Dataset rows
----

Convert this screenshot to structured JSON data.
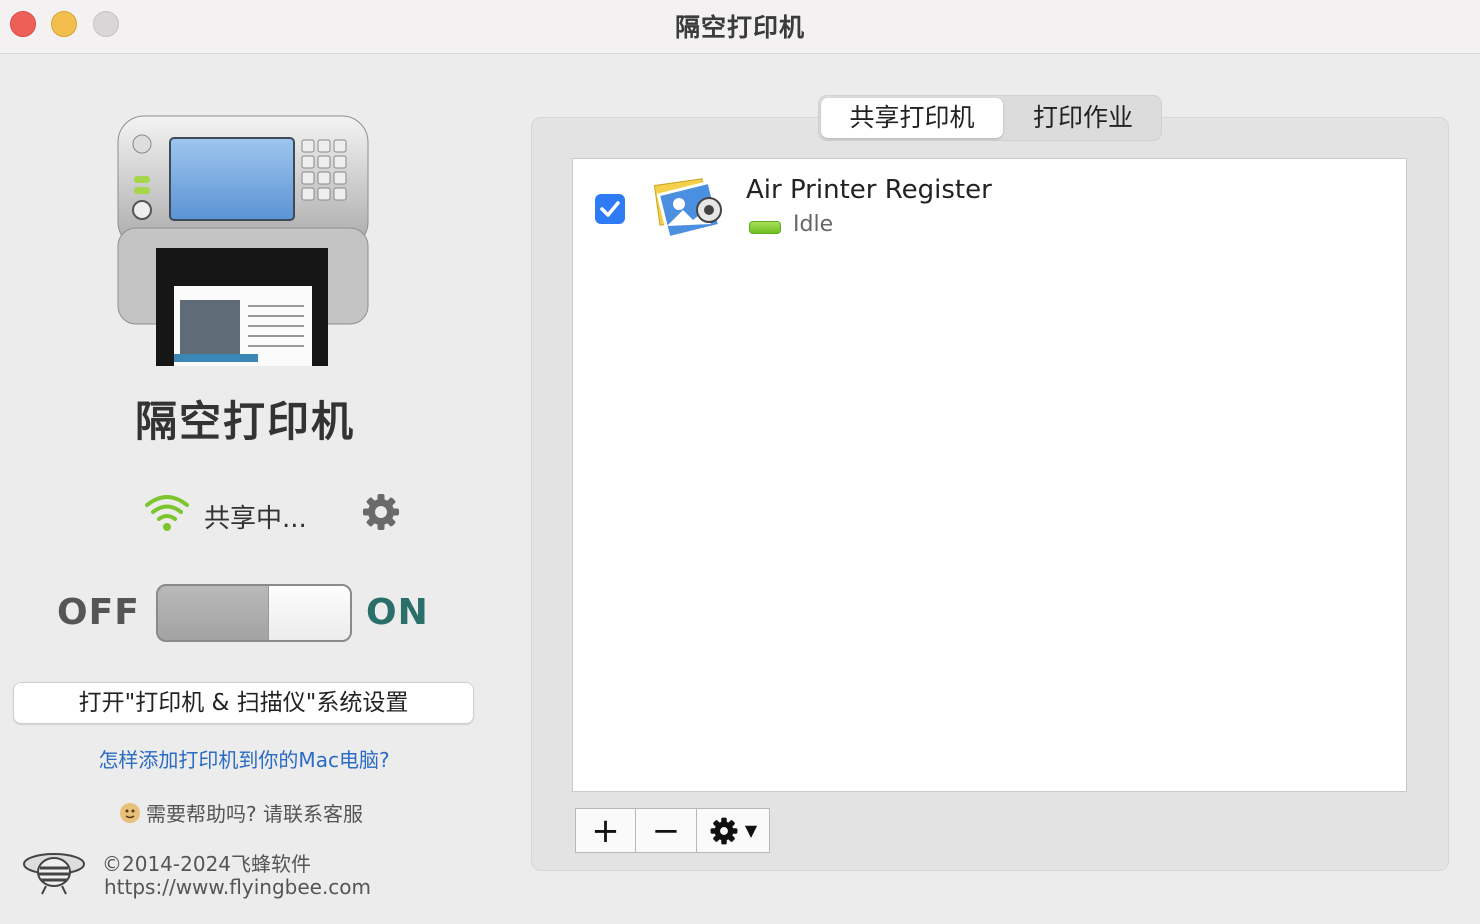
{
  "window": {
    "title": "隔空打印机"
  },
  "sidebar": {
    "app_name": "隔空打印机",
    "sharing_status": "共享中...",
    "toggle": {
      "off_label": "OFF",
      "on_label": "ON",
      "state": "on"
    },
    "open_settings_button": "打开\"打印机 & 扫描仪\"系统设置",
    "help_link": "怎样添加打印机到你的Mac电脑?",
    "support_text": "需要帮助吗? 请联系客服",
    "copyright": "©2014-2024飞蜂软件",
    "website": "https://www.flyingbee.com"
  },
  "tabs": [
    {
      "label": "共享打印机",
      "active": true
    },
    {
      "label": "打印作业",
      "active": false
    }
  ],
  "printers": [
    {
      "name": "Air Printer Register",
      "status": "Idle",
      "checked": true,
      "status_color": "#7cc52c"
    }
  ],
  "list_toolbar": {
    "add": "+",
    "remove": "−",
    "menu_arrow": "▼"
  },
  "colors": {
    "accent": "#2f7bf5",
    "link": "#2a6bc4",
    "on_label": "#2b6f6a"
  }
}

----

Short problem> Repeat the records above exactly, omitting every picture.

The answer>
Convert this screenshot to structured JSON data.
{
  "window": {
    "title": "隔空打印机"
  },
  "sidebar": {
    "app_name": "隔空打印机",
    "sharing_status": "共享中...",
    "toggle": {
      "off_label": "OFF",
      "on_label": "ON",
      "state": "on"
    },
    "open_settings_button": "打开\"打印机 & 扫描仪\"系统设置",
    "help_link": "怎样添加打印机到你的Mac电脑?",
    "support_text": "需要帮助吗? 请联系客服",
    "copyright": "©2014-2024飞蜂软件",
    "website": "https://www.flyingbee.com"
  },
  "tabs": [
    {
      "label": "共享打印机",
      "active": true
    },
    {
      "label": "打印作业",
      "active": false
    }
  ],
  "printers": [
    {
      "name": "Air Printer Register",
      "status": "Idle",
      "checked": true,
      "status_color": "#7cc52c"
    }
  ],
  "list_toolbar": {
    "add": "+",
    "remove": "−",
    "menu_arrow": "▼"
  },
  "colors": {
    "accent": "#2f7bf5",
    "link": "#2a6bc4",
    "on_label": "#2b6f6a"
  }
}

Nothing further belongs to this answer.